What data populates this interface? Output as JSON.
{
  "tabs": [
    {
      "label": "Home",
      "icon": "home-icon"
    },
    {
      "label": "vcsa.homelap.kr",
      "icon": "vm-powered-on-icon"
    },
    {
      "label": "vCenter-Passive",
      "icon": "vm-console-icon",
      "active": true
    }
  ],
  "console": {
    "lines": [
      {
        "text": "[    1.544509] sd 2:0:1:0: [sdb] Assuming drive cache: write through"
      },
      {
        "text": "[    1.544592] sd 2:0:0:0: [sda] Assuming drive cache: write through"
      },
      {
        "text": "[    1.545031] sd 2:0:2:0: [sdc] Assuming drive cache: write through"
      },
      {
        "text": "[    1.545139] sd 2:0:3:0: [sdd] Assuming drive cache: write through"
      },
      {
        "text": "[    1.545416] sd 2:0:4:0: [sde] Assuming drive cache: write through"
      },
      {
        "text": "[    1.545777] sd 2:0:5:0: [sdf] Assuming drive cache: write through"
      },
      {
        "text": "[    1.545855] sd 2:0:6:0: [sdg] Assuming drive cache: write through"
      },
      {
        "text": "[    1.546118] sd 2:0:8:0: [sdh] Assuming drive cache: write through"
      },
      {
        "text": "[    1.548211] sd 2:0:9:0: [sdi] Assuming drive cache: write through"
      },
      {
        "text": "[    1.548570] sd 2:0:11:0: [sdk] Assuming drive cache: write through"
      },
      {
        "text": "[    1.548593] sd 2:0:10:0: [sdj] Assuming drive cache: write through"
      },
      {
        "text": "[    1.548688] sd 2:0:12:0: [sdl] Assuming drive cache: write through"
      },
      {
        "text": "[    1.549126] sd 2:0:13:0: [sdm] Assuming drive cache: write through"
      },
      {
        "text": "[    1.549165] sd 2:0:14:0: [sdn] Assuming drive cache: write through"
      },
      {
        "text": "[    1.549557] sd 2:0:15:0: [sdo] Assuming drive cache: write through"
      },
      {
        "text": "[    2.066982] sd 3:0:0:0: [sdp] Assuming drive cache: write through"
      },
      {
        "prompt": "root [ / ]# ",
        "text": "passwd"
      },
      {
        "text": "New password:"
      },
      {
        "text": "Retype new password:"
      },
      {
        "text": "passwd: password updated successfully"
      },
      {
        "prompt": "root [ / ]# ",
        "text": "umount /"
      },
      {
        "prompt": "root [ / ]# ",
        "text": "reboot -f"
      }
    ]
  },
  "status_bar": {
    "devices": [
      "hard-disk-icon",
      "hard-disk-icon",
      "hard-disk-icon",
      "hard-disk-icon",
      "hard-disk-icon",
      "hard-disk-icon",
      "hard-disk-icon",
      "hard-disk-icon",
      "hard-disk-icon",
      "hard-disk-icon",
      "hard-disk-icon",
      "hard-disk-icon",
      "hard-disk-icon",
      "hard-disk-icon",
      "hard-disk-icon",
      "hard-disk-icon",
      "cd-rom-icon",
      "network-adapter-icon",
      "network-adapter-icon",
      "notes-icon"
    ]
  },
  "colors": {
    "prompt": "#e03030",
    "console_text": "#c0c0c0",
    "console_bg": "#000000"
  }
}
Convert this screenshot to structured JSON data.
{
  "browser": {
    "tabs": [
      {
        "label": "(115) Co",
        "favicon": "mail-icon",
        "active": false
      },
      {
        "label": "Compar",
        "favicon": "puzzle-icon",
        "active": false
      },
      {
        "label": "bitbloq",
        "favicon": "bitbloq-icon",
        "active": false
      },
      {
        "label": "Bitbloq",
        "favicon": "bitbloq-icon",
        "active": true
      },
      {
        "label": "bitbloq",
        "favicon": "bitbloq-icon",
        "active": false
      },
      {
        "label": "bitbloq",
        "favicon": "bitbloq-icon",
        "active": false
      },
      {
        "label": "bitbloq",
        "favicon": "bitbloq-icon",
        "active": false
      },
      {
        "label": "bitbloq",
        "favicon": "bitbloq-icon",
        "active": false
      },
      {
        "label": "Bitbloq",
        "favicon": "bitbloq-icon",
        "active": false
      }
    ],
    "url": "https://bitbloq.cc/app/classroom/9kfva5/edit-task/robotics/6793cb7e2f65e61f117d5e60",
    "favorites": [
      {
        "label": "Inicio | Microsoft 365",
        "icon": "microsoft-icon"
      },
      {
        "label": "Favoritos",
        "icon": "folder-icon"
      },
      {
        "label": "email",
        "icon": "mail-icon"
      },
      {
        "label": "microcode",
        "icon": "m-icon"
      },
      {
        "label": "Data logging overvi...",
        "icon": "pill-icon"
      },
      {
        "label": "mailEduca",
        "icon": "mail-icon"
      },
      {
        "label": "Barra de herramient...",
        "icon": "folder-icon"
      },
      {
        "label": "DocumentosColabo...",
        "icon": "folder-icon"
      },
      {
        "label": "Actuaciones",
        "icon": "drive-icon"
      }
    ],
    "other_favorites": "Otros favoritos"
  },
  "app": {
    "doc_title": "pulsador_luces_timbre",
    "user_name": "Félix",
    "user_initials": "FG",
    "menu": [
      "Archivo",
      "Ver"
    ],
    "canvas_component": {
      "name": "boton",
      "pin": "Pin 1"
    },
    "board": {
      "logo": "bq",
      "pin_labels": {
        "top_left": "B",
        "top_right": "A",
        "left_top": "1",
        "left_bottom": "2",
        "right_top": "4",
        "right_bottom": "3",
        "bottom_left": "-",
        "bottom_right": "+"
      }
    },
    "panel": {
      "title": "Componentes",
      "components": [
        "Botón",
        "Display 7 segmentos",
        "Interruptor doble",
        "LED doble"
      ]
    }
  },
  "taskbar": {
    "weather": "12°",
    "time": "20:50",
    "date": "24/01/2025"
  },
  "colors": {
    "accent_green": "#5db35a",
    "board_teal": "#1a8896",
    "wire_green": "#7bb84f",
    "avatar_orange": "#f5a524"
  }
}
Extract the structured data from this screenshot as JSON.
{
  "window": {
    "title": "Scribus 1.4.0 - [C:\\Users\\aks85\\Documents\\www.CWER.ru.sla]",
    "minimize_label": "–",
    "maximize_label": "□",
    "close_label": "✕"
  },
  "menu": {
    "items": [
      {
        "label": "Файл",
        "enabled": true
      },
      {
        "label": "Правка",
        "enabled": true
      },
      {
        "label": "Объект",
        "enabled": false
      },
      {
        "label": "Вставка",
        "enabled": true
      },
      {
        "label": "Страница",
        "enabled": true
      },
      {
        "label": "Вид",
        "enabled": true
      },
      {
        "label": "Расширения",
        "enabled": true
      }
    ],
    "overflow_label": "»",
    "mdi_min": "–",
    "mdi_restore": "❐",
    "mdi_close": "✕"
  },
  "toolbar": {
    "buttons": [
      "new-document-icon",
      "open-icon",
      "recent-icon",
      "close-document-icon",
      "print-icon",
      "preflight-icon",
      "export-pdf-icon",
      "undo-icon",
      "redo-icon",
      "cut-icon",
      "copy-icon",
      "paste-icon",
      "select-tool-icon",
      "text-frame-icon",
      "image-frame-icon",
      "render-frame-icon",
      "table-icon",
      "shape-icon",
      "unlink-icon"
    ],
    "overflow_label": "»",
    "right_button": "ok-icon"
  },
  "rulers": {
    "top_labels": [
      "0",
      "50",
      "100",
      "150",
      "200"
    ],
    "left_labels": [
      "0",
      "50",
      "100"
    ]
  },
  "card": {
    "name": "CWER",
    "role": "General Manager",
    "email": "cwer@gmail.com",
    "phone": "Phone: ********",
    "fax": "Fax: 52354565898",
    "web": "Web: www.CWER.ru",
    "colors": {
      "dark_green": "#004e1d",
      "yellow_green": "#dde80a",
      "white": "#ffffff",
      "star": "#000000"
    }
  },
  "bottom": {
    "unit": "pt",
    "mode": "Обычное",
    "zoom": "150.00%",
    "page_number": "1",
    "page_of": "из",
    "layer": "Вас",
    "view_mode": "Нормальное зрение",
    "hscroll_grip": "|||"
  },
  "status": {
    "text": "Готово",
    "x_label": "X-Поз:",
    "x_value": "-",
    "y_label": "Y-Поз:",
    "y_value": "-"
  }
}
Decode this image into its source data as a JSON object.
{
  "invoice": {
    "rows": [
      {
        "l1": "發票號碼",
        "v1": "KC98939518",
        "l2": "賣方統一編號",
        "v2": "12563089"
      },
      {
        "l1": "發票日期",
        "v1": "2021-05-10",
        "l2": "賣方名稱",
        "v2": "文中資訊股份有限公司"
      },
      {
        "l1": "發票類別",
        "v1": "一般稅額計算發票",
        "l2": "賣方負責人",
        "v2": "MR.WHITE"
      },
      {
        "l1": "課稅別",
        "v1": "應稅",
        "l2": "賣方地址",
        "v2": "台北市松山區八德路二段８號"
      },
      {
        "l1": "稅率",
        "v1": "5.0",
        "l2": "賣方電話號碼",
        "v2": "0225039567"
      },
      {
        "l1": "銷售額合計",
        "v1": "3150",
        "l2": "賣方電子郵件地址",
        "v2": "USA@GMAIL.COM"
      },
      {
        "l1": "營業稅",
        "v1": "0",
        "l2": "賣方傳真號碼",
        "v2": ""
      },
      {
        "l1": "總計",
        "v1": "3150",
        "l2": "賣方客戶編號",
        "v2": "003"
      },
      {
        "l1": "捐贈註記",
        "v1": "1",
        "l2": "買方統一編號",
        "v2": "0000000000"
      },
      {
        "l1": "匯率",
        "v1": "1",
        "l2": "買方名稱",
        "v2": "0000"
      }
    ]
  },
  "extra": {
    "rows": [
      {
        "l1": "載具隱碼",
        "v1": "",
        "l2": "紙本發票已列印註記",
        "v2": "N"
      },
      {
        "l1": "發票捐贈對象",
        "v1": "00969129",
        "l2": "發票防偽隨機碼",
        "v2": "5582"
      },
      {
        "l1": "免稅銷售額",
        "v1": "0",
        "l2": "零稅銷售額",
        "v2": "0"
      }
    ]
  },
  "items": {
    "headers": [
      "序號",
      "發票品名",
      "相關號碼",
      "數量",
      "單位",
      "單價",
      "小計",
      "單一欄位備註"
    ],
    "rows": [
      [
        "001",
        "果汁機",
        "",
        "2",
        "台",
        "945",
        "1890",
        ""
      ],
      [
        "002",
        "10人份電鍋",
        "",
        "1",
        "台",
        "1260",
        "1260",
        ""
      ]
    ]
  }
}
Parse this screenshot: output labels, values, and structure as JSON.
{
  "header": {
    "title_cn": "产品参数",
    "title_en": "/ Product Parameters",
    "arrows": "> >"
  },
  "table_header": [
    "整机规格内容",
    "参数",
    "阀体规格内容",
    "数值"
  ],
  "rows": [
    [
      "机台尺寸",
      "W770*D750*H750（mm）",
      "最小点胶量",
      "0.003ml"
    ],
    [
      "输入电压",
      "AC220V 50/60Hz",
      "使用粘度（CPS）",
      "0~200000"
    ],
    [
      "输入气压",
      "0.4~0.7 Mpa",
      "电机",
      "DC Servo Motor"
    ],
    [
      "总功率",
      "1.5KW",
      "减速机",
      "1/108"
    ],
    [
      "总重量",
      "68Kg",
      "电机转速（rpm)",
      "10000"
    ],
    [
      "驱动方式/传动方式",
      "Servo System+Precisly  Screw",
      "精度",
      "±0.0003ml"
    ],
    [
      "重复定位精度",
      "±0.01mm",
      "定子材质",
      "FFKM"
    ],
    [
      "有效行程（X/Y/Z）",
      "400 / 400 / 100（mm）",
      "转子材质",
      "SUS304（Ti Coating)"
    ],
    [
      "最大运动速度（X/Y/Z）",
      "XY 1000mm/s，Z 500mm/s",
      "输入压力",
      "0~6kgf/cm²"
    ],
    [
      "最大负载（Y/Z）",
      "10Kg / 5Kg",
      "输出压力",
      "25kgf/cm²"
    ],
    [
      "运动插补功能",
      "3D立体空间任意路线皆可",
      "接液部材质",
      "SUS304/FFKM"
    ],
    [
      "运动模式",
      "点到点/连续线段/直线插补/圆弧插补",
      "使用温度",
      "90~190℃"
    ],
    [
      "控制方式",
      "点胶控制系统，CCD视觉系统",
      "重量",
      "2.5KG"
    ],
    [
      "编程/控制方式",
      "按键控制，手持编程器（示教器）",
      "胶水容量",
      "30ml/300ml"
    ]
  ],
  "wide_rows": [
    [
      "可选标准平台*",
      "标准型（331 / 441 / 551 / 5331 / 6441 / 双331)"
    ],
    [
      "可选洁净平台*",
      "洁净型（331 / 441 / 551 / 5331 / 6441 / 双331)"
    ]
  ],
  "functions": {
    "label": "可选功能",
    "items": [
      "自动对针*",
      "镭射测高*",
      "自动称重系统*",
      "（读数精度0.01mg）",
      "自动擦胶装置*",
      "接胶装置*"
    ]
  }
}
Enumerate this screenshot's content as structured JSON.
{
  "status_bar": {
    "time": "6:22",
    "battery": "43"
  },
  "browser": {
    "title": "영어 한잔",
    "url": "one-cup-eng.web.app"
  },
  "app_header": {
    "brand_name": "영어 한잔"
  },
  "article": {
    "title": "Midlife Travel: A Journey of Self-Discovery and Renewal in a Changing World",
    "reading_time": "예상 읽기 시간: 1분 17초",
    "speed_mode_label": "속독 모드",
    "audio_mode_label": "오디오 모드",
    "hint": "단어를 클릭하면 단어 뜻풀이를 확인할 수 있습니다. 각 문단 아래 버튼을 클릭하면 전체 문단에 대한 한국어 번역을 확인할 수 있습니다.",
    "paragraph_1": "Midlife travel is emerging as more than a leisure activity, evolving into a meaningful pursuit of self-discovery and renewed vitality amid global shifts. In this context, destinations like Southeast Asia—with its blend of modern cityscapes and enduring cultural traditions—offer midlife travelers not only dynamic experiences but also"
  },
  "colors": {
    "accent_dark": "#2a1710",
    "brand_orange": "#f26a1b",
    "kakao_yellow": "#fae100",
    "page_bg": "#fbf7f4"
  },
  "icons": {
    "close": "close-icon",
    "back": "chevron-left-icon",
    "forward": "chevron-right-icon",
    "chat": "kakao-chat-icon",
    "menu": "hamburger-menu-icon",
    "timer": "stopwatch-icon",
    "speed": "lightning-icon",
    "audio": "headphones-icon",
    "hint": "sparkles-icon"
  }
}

****************************************

> **Brief**
Copy exactly the lines of the listing above, beginning at the line with "Enumerate this screenshot's" and ending at its final line; write out nothing else.

> **Solution for this problem**
Enumerate this screenshot's content as structured JSON.
{
  "status_bar": {
    "time": "6:22",
    "battery": "43"
  },
  "browser": {
    "title": "영어 한잔",
    "url": "one-cup-eng.web.app"
  },
  "app_header": {
    "brand_name": "영어 한잔"
  },
  "article": {
    "title": "Midlife Travel: A Journey of Self-Discovery and Renewal in a Changing World",
    "reading_time": "예상 읽기 시간: 1분 17초",
    "speed_mode_label": "속독 모드",
    "audio_mode_label": "오디오 모드",
    "hint": "단어를 클릭하면 단어 뜻풀이를 확인할 수 있습니다. 각 문단 아래 버튼을 클릭하면 전체 문단에 대한 한국어 번역을 확인할 수 있습니다.",
    "paragraph_1": "Midlife travel is emerging as more than a leisure activity, evolving into a meaningful pursuit of self-discovery and renewed vitality amid global shifts. In this context, destinations like Southeast Asia—with its blend of modern cityscapes and enduring cultural traditions—offer midlife travelers not only dynamic experiences but also"
  },
  "colors": {
    "accent_dark": "#2a1710",
    "brand_orange": "#f26a1b",
    "kakao_yellow": "#fae100",
    "page_bg": "#fbf7f4"
  },
  "icons": {
    "close": "close-icon",
    "back": "chevron-left-icon",
    "forward": "chevron-right-icon",
    "chat": "kakao-chat-icon",
    "menu": "hamburger-menu-icon",
    "timer": "stopwatch-icon",
    "speed": "lightning-icon",
    "audio": "headphones-icon",
    "hint": "sparkles-icon"
  }
}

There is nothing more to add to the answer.